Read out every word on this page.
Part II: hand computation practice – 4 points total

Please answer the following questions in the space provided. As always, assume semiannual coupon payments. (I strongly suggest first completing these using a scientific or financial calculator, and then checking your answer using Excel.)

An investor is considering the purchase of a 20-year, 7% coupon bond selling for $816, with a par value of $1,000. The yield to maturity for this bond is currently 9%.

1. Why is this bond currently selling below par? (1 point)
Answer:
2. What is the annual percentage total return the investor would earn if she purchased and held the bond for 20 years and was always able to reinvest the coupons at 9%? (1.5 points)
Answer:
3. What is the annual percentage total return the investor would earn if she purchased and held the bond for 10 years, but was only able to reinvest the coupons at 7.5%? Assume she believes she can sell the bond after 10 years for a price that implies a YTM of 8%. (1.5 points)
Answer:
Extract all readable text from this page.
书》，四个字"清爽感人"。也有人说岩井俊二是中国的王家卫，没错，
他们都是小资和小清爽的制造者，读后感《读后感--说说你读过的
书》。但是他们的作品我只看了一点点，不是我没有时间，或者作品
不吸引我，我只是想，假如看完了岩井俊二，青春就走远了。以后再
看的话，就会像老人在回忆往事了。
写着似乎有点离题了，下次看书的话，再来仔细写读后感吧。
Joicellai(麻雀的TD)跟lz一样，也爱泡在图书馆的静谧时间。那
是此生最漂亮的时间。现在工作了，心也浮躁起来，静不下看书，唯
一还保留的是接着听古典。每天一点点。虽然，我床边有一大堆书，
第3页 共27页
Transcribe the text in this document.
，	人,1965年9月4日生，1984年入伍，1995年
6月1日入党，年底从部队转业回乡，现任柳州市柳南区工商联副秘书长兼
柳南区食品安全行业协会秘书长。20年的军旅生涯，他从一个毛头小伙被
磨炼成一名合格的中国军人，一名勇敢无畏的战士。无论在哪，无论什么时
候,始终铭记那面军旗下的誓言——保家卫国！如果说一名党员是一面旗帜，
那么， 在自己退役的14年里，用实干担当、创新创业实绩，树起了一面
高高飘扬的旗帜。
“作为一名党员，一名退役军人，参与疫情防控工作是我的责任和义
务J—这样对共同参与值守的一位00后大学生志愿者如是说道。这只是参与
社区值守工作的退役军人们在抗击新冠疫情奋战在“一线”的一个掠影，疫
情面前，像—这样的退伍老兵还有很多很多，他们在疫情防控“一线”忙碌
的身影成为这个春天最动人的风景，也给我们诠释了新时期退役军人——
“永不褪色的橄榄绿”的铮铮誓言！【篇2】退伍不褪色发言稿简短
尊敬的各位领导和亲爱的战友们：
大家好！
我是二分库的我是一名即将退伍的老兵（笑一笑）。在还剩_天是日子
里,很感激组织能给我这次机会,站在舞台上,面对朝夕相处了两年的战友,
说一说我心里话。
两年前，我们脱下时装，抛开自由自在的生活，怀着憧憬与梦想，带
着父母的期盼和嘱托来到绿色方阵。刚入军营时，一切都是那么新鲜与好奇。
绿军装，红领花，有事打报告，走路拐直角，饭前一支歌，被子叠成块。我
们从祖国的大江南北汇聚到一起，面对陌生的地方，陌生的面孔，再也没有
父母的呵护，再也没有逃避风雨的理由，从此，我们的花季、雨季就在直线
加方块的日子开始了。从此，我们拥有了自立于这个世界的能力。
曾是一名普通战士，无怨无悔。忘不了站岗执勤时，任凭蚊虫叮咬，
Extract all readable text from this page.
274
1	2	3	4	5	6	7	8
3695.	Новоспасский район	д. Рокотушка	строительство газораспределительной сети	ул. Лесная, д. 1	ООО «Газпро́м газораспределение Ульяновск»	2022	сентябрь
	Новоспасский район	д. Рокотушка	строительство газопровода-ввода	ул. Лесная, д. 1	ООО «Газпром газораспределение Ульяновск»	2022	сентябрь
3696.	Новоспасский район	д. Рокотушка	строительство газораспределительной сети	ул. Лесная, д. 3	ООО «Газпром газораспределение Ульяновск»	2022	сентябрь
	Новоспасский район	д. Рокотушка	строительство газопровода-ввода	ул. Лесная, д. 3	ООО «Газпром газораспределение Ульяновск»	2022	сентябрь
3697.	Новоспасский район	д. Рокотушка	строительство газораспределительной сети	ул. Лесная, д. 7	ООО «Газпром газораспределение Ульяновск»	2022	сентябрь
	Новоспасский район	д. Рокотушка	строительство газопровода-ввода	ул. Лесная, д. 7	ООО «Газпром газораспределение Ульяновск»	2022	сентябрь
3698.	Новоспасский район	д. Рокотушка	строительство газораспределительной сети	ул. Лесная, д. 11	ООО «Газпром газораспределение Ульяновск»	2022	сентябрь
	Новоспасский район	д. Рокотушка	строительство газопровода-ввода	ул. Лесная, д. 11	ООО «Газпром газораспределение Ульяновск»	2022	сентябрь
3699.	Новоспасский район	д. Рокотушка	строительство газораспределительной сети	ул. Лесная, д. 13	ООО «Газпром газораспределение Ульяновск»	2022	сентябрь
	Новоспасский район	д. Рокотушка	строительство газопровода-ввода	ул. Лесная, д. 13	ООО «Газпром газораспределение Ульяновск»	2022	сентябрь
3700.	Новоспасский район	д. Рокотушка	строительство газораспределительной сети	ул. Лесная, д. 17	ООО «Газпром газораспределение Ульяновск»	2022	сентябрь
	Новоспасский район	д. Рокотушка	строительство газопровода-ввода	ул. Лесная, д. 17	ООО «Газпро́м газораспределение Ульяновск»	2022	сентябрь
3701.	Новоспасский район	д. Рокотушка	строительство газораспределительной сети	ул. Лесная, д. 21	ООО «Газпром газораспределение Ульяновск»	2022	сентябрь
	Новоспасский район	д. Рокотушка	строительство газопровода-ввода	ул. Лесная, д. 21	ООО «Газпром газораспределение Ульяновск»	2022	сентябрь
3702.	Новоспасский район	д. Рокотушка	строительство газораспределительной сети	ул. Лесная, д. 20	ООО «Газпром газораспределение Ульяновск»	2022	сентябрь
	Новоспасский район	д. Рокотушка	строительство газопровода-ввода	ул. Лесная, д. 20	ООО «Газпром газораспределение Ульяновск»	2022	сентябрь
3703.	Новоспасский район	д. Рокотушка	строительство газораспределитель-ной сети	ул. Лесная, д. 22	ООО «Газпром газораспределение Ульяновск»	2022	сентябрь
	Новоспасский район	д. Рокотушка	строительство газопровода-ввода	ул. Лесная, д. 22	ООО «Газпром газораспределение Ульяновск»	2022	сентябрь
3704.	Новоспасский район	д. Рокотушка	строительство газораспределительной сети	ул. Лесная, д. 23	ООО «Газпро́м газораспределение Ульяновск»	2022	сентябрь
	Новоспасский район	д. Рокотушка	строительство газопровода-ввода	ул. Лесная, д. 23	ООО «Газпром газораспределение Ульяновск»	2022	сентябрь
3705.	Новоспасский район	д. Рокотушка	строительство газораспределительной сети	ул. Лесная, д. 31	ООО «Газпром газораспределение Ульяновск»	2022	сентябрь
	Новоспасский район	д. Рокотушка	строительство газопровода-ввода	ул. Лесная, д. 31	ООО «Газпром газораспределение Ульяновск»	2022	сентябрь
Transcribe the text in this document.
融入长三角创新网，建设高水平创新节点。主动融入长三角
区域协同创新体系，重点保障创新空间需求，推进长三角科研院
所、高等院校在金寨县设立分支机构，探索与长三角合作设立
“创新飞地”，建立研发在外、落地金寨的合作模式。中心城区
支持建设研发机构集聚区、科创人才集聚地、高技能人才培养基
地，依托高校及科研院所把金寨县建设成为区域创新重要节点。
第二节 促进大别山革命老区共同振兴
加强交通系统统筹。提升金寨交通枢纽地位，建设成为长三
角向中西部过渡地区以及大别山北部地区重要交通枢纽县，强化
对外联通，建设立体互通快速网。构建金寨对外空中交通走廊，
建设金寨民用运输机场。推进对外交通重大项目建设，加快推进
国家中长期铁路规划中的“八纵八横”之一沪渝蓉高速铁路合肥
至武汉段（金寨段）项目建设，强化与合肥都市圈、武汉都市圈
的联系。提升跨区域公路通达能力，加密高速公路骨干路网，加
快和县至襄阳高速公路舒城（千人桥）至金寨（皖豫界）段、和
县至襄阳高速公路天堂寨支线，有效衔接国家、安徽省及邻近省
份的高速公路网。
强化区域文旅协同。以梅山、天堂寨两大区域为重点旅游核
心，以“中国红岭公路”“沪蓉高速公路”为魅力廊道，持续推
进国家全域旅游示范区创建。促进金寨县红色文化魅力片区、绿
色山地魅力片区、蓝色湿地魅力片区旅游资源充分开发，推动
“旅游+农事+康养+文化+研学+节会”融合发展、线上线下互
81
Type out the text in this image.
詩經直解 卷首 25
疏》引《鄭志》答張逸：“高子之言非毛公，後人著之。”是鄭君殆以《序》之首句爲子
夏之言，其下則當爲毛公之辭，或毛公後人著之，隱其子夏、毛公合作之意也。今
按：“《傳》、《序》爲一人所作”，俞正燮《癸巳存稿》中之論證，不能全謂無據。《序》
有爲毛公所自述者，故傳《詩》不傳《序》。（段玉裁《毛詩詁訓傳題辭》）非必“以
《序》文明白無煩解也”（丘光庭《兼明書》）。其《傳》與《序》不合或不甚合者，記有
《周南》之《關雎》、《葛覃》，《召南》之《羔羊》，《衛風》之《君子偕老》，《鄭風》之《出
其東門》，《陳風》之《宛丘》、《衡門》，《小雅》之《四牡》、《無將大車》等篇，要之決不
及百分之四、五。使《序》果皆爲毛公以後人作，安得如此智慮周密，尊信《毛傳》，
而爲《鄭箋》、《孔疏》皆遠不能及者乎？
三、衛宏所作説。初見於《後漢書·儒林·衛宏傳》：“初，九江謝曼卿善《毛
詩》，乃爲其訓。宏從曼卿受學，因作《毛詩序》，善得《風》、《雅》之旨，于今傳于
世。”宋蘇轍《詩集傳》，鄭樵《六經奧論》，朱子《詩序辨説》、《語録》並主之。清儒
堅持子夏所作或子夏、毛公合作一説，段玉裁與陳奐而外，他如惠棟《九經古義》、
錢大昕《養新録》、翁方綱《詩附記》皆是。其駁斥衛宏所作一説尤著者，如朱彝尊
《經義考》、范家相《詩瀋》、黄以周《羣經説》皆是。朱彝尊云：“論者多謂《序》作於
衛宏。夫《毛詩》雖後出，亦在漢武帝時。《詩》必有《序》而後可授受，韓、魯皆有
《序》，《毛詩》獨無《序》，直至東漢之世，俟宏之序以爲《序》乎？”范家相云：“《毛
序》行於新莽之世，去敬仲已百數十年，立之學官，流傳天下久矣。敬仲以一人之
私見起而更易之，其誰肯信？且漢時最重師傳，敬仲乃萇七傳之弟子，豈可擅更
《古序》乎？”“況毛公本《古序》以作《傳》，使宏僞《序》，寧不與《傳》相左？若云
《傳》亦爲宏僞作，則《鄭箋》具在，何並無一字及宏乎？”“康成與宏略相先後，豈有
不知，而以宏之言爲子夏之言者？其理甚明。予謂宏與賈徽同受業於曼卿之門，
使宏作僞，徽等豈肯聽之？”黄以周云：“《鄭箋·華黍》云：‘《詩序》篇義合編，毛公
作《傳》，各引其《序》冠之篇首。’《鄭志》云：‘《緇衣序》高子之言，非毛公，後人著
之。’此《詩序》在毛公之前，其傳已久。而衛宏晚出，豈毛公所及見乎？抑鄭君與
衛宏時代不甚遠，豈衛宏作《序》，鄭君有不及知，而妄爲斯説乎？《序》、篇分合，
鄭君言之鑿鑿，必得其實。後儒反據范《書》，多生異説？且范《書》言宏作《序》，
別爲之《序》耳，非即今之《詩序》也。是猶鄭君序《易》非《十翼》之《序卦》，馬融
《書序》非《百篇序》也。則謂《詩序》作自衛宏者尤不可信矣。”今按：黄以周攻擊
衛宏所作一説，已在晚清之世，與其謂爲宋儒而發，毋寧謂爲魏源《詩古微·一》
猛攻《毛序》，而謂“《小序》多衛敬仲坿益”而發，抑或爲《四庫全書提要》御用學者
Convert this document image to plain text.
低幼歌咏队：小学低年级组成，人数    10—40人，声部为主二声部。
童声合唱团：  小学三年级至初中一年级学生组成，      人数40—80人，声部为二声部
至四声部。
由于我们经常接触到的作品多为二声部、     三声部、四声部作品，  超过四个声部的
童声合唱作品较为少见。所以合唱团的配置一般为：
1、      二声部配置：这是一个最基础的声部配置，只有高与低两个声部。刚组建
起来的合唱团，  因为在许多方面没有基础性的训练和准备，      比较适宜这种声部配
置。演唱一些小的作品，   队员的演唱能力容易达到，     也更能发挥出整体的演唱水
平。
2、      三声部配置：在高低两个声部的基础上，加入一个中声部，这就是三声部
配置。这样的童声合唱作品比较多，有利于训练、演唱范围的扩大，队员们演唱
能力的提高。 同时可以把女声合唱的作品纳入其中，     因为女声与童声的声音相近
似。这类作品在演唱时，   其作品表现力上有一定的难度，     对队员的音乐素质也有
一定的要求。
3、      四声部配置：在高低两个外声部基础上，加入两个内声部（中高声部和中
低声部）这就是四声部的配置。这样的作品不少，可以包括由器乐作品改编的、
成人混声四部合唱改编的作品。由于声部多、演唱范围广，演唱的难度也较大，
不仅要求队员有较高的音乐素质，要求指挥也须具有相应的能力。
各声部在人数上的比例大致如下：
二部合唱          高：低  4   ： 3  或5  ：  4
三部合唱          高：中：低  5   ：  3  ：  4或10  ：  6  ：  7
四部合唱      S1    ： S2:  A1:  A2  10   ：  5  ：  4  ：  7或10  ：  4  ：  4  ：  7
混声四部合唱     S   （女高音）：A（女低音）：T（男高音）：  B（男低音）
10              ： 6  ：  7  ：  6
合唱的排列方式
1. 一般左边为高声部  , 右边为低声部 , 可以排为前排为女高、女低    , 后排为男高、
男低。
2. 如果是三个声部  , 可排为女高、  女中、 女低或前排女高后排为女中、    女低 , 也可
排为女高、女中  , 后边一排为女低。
┄┄┄┄┄┄┄┄┄┄
Among the lines of the data, identify those with the word "selling". Copy each of them.

An investor is considering the purchase of a 20-year, 7% coupon bond selling for $816, with a par value of $1,000. The yield to maturity for this bond is currently 9%.
1. Why is this bond currently selling below par? (1 point)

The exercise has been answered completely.